*WHAT YOU ARE ASKED TO DO*. Reproduce the entries in full, with no changes.

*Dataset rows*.
★ ★ ★ ★ ★ ★ ★

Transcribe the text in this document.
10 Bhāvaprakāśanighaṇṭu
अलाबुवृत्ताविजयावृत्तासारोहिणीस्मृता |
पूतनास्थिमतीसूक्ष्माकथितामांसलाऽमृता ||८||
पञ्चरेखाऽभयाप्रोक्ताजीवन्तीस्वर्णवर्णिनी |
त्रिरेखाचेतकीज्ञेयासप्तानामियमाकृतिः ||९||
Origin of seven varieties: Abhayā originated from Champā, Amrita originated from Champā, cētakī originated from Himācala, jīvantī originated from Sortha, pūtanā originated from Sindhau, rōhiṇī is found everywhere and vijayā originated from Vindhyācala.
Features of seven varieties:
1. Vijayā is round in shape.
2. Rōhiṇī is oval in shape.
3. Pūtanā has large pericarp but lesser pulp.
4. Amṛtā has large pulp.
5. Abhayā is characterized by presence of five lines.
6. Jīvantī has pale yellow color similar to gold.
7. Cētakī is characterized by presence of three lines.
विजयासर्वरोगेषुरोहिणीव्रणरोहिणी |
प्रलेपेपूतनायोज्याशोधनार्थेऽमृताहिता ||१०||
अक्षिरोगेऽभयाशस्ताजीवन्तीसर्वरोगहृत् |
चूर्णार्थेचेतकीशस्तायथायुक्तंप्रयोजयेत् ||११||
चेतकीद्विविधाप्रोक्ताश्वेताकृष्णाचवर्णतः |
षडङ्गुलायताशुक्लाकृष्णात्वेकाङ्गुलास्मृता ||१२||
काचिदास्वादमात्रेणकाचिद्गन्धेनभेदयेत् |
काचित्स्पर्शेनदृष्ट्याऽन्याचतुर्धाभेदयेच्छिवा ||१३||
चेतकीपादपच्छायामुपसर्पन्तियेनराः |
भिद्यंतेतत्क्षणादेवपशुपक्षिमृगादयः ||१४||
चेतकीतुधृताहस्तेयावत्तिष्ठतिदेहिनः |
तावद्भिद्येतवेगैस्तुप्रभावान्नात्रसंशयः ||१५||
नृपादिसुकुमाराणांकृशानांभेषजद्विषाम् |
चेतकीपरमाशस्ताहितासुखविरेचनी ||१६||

★ ★ ★ ★ ★ ★ ★

*RESULT OF THE EXERCISE*.
Transcribe the text in this document.
10 Bhāvaprakāśanighaṇṭu
अलाबुवृत्ताविजयावृत्तासारोहिणीस्मृता |
पूतनास्थिमतीसूक्ष्माकथितामांसलाऽमृता ||८||
पञ्चरेखाऽभयाप्रोक्ताजीवन्तीस्वर्णवर्णिनी |
त्रिरेखाचेतकीज्ञेयासप्तानामियमाकृतिः ||९||
Origin of seven varieties: Abhayā originated from Champā, Amrita originated from Champā, cētakī originated from Himācala, jīvantī originated from Sortha, pūtanā originated from Sindhau, rōhiṇī is found everywhere and vijayā originated from Vindhyācala.
Features of seven varieties:
1. Vijayā is round in shape.
2. Rōhiṇī is oval in shape.
3. Pūtanā has large pericarp but lesser pulp.
4. Amṛtā has large pulp.
5. Abhayā is characterized by presence of five lines.
6. Jīvantī has pale yellow color similar to gold.
7. Cētakī is characterized by presence of three lines.
विजयासर्वरोगेषुरोहिणीव्रणरोहिणी |
प्रलेपेपूतनायोज्याशोधनार्थेऽमृताहिता ||१०||
अक्षिरोगेऽभयाशस्ताजीवन्तीसर्वरोगहृत् |
चूर्णार्थेचेतकीशस्तायथायुक्तंप्रयोजयेत् ||११||
चेतकीद्विविधाप्रोक्ताश्वेताकृष्णाचवर्णतः |
षडङ्गुलायताशुक्लाकृष्णात्वेकाङ्गुलास्मृता ||१२||
काचिदास्वादमात्रेणकाचिद्गन्धेनभेदयेत् |
काचित्स्पर्शेनदृष्ट्याऽन्याचतुर्धाभेदयेच्छिवा ||१३||
चेतकीपादपच्छायामुपसर्पन्तियेनराः |
भिद्यंतेतत्क्षणादेवपशुपक्षिमृगादयः ||१४||
चेतकीतुधृताहस्तेयावत्तिष्ठतिदेहिनः |
तावद्भिद्येतवेगैस्तुप्रभावान्नात्रसंशयः ||१५||
नृपादिसुकुमाराणांकृशानांभेषजद्विषाम् |
चेतकीपरमाशस्ताहितासुखविरेचनी ||१६||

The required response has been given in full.